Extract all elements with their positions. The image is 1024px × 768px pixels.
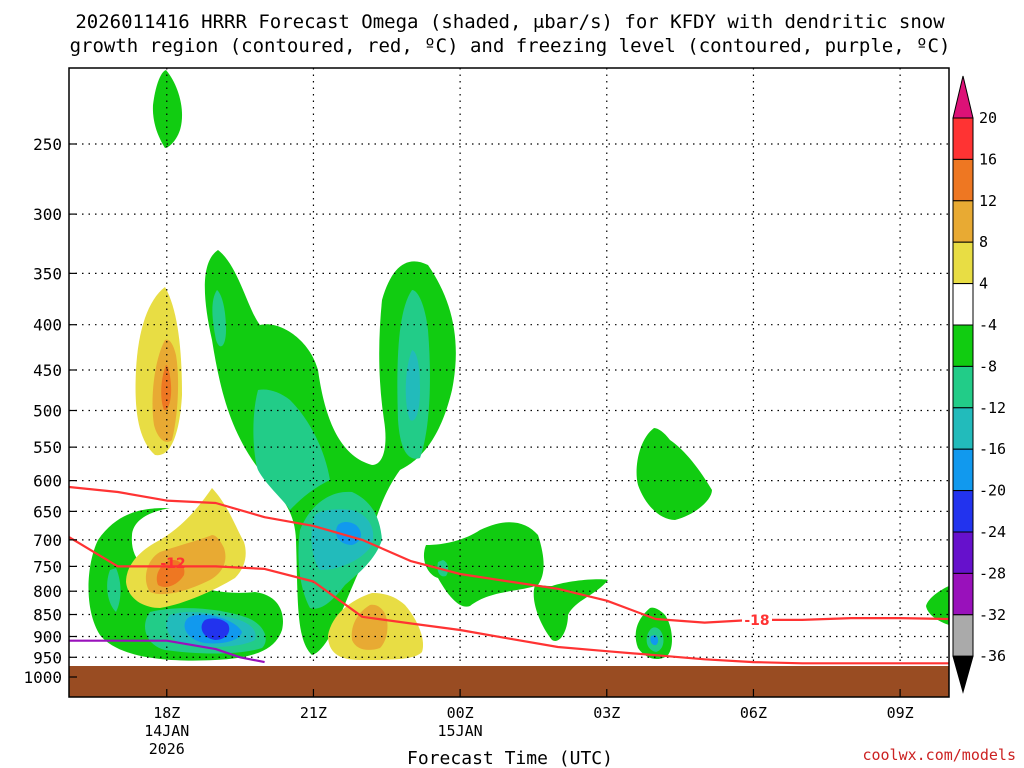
colorbar-swatch	[952, 324, 974, 367]
colorbar-tick-label: -8	[979, 357, 997, 375]
colorbar-top-arrow	[952, 75, 974, 119]
x-tick-label: 06Z	[740, 704, 767, 722]
colorbar-tick-label: 16	[979, 150, 997, 168]
y-tick-label: 550	[33, 438, 62, 457]
x-tick-sublabel: 15JAN	[438, 722, 483, 740]
y-tick-label: 800	[33, 582, 62, 601]
colorbar: 20 16 12 8 4 -4 -8 -12 -16 -20 -24 -28 -32 -36	[952, 75, 1006, 694]
contour-label-m18: -18	[744, 613, 769, 629]
x-tick-sublabel: 2026	[149, 740, 185, 758]
y-axis: 250 300 350 400 450 500 550 600 650 700 750 800 850 9…	[23, 135, 77, 687]
omega-region-m4	[152, 70, 183, 148]
credit-text: coolwx.com/models	[862, 746, 1016, 764]
colorbar-tick-label: 4	[979, 275, 988, 293]
colorbar-swatch	[952, 283, 974, 326]
colorbar-tick-label: -36	[979, 647, 1006, 665]
colorbar-tick-label: -16	[979, 440, 1006, 458]
colorbar-swatch	[952, 117, 974, 160]
x-tick-label: 18Z	[153, 704, 180, 722]
y-tick-label: 1000	[23, 668, 62, 687]
colorbar-tick-label: -4	[979, 316, 997, 334]
omega-region-m4	[423, 522, 544, 607]
colorbar-swatch	[952, 200, 974, 243]
omega-region-m16	[650, 635, 659, 646]
colorbar-swatch	[952, 614, 974, 657]
temperature-contours	[69, 485, 949, 665]
plot-area	[69, 68, 949, 697]
colorbar-tick-label: -28	[979, 564, 1006, 582]
chart-title-line-2: growth region (contoured, red, ºC) and f…	[70, 35, 951, 57]
plot-frame	[68, 67, 950, 698]
colorbar-swatch	[952, 531, 974, 574]
y-tick-label: 900	[33, 627, 62, 646]
y-tick-label: 400	[33, 316, 62, 335]
colorbar-swatch	[952, 490, 974, 533]
ground-surface	[69, 666, 949, 697]
x-tick-sublabel: 14JAN	[144, 722, 189, 740]
y-tick-label: 350	[33, 264, 62, 283]
colorbar-bottom-arrow	[952, 655, 974, 694]
colorbar-swatch	[952, 158, 974, 202]
omega-region-m4	[533, 579, 608, 641]
y-tick-label: 850	[33, 606, 62, 625]
colorbar-tick-label: -12	[979, 399, 1006, 417]
omega-region-m20	[201, 618, 230, 640]
y-tick-label: 650	[33, 502, 62, 521]
x-tick-label: 21Z	[300, 704, 327, 722]
omega-region-m12	[405, 350, 420, 421]
y-tick-label: 500	[33, 402, 62, 421]
colorbar-tick-label: -24	[979, 523, 1006, 541]
colorbar-swatch	[952, 572, 974, 616]
omega-region-m4	[926, 586, 949, 625]
grid-lines	[69, 68, 949, 697]
x-tick-label: 09Z	[887, 704, 914, 722]
x-tick-label: 03Z	[593, 704, 620, 722]
y-tick-label: 950	[33, 648, 62, 667]
x-axis-title: Forecast Time (UTC)	[407, 748, 613, 768]
omega-region-m16	[335, 522, 361, 545]
colorbar-tick-label: 12	[979, 192, 997, 210]
y-tick-label: 450	[33, 361, 62, 380]
colorbar-tick-label: -20	[979, 482, 1006, 500]
omega-region-m4	[636, 428, 712, 520]
contour-line-3	[69, 639, 265, 664]
contour-labels: -12 -18	[160, 556, 772, 629]
contour-line-1	[69, 536, 949, 665]
colorbar-swatch	[952, 365, 974, 409]
x-tick-label: 00Z	[447, 704, 474, 722]
omega-region-m8	[107, 568, 121, 612]
y-tick-label: 300	[33, 205, 62, 224]
colorbar-tick-label: 20	[979, 109, 997, 127]
omega-region-m8	[253, 389, 330, 510]
colorbar-swatch	[952, 241, 974, 285]
colorbar-tick-label: 8	[979, 233, 988, 251]
y-tick-label: 750	[33, 557, 62, 576]
y-tick-label: 250	[33, 135, 62, 154]
omega-region-m8	[212, 290, 226, 347]
contour-label-m12: -12	[160, 556, 185, 572]
chart-title-line-1: 2026011416 HRRR Forecast Omega (shaded, …	[75, 11, 945, 33]
colorbar-tick-label: -32	[979, 606, 1006, 624]
contour-line-2	[69, 485, 949, 624]
y-tick-label: 700	[33, 531, 62, 550]
omega-region-m4	[204, 250, 456, 655]
y-tick-label: 600	[33, 472, 62, 491]
omega-region-m8	[437, 560, 449, 577]
colorbar-swatch	[952, 448, 974, 492]
colorbar-swatch	[952, 407, 974, 450]
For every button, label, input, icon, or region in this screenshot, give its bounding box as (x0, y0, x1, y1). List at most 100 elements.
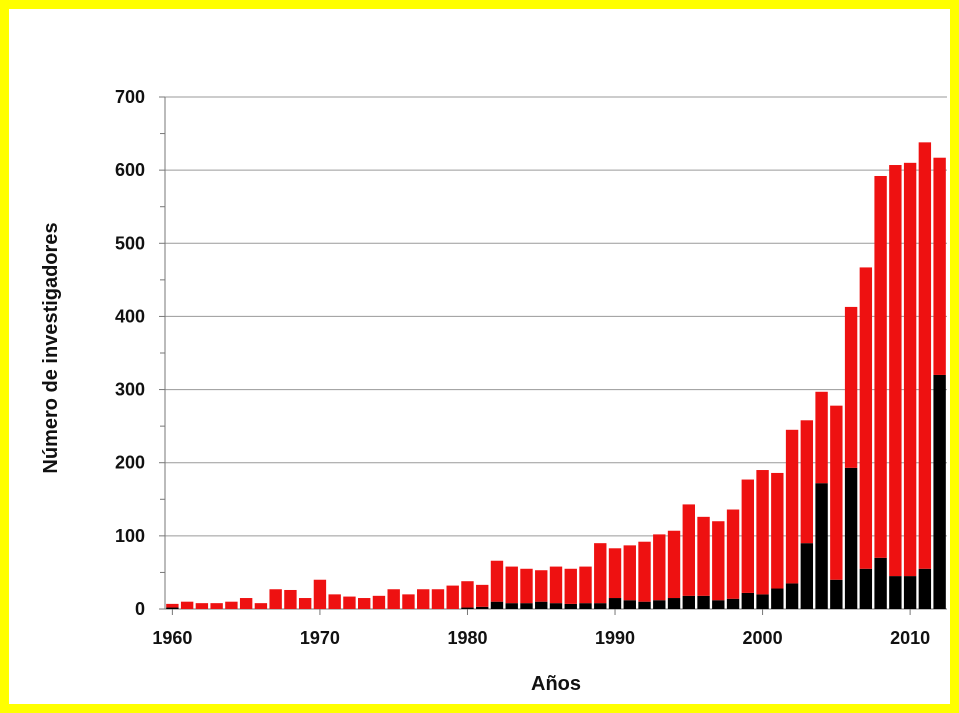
y-tick-labels: 0 100 200 300 400 500 600 700 (115, 87, 165, 619)
bar-1973-s1 (357, 598, 371, 609)
bar-1998-s1 (726, 509, 740, 599)
y-tick-label-500: 500 (115, 233, 145, 253)
bar-1965-s1 (239, 598, 253, 609)
bar-1990-s0 (608, 598, 622, 609)
bar-1984-s1 (520, 568, 533, 604)
bar-1966-s1 (254, 603, 268, 609)
bar-1998-s0 (726, 598, 740, 609)
bar-1993-s1 (653, 534, 666, 601)
bar-1989-s0 (594, 603, 607, 609)
bar-1968-s1 (284, 589, 297, 609)
bar-1983-s0 (505, 603, 518, 609)
bar-1960-s0 (166, 607, 179, 609)
bar-1996-s0 (697, 595, 710, 609)
bar-1981-s0 (476, 606, 489, 609)
bar-2004-s0 (815, 483, 828, 609)
gridlines (160, 96, 947, 573)
bar-1986-s1 (549, 566, 563, 604)
bar-2001-s0 (771, 588, 784, 609)
x-axis-title: Años (531, 673, 581, 695)
bar-1999-s0 (741, 592, 754, 609)
bar-2011-s1 (918, 142, 932, 569)
bar-2010-s0 (903, 576, 917, 609)
bar-2006-s0 (844, 467, 858, 609)
x-tick-label-1960: 1960 (152, 628, 192, 648)
bar-1979-s1 (446, 585, 459, 609)
bar-2004-s1 (815, 391, 828, 484)
bar-1992-s1 (638, 541, 651, 602)
bar-1982-s0 (490, 601, 504, 609)
y-tick-label-400: 400 (115, 306, 145, 326)
bars (166, 142, 946, 609)
bar-1995-s1 (682, 504, 695, 596)
y-axis-title: Número de investigadores (40, 222, 62, 473)
bar-1980-s1 (461, 581, 474, 608)
bar-1969-s1 (298, 598, 312, 609)
bar-2003-s0 (800, 543, 814, 609)
y-tick-label-600: 600 (115, 160, 145, 180)
bar-2010-s1 (903, 162, 917, 577)
bar-1971-s1 (328, 594, 341, 609)
x-tick-label-1970: 1970 (300, 628, 340, 648)
bar-2000-s1 (756, 470, 769, 595)
bar-2012-s1 (933, 157, 946, 375)
bar-1963-s1 (210, 603, 223, 609)
bar-1964-s1 (225, 601, 238, 609)
bar-2005-s0 (830, 579, 843, 609)
y-tick-label-100: 100 (115, 526, 145, 546)
x-tick-labels: 1960 1970 1980 1990 2000 2010 (152, 609, 930, 648)
bar-1990-s1 (608, 548, 622, 599)
x-tick-label-2000: 2000 (743, 628, 783, 648)
bar-1991-s1 (623, 545, 636, 601)
bar-2009-s0 (889, 576, 902, 609)
bar-2001-s1 (771, 472, 784, 589)
bar-1987-s1 (564, 568, 577, 604)
bar-2005-s1 (830, 405, 843, 580)
bar-2012-s0 (933, 374, 946, 609)
bar-1984-s0 (520, 603, 533, 609)
bar-1988-s1 (579, 566, 592, 604)
x-tick-label-1980: 1980 (447, 628, 487, 648)
bar-1997-s0 (712, 600, 725, 609)
bar-1988-s0 (579, 603, 592, 609)
bar-1967-s1 (269, 589, 282, 609)
y-tick-label-700: 700 (115, 87, 145, 107)
bar-1977-s1 (417, 589, 430, 609)
bar-1961-s1 (180, 601, 194, 609)
bar-2007-s1 (859, 267, 873, 569)
bar-2002-s0 (785, 583, 799, 609)
bar-2011-s0 (918, 568, 932, 609)
bar-2007-s0 (859, 568, 873, 609)
bar-1974-s1 (372, 595, 386, 609)
bar-1985-s0 (535, 601, 548, 609)
bar-1962-s1 (195, 603, 209, 609)
bar-1999-s1 (741, 479, 754, 593)
bar-1995-s0 (682, 595, 695, 609)
bar-1992-s0 (638, 601, 651, 609)
bar-2003-s1 (800, 420, 814, 544)
bar-2009-s1 (889, 165, 902, 577)
y-tick-label-0: 0 (135, 599, 145, 619)
bar-1982-s1 (490, 560, 504, 602)
bar-1985-s1 (535, 570, 548, 602)
bar-1960-s1 (166, 603, 179, 608)
bar-1989-s1 (594, 543, 607, 604)
bar-1997-s1 (712, 521, 725, 601)
bar-1994-s1 (667, 530, 681, 599)
bar-2008-s0 (874, 557, 887, 609)
bar-1981-s1 (476, 584, 489, 607)
bar-1970-s1 (313, 579, 327, 609)
bar-1987-s0 (564, 603, 577, 609)
bar-1993-s0 (653, 600, 666, 609)
bar-2000-s0 (756, 594, 769, 609)
bar-1976-s1 (402, 594, 415, 609)
bar-1978-s1 (431, 589, 445, 609)
bar-2002-s1 (785, 429, 799, 584)
bar-2006-s1 (844, 306, 858, 468)
bar-1980-s0 (461, 607, 474, 609)
bar-1996-s1 (697, 516, 710, 596)
bar-1983-s1 (505, 566, 518, 604)
bar-1991-s0 (623, 600, 636, 609)
x-tick-label-2010: 2010 (890, 628, 930, 648)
# # # # # # #
**Exercise requirements**
Take the part above that opens with the line containing "y-tick-labels: 0 100" and closes with the line containing "bar-1989-s0 (594, 603, 607, 609)", and write it out again with "y-tick-labels" swapped for "y-axis-labels", leaving everything else unchanged.

**Answer to this exercise**
y-axis-labels: 0 100 200 300 400 500 600 700 (115, 87, 165, 619)
bar-1973-s1 (357, 598, 371, 609)
bar-1998-s1 (726, 509, 740, 599)
y-tick-label-500: 500 (115, 233, 145, 253)
bar-1965-s1 (239, 598, 253, 609)
bar-1990-s0 (608, 598, 622, 609)
bar-1984-s1 (520, 568, 533, 604)
bar-1966-s1 (254, 603, 268, 609)
bar-1998-s0 (726, 598, 740, 609)
bar-1993-s1 (653, 534, 666, 601)
bar-1989-s0 (594, 603, 607, 609)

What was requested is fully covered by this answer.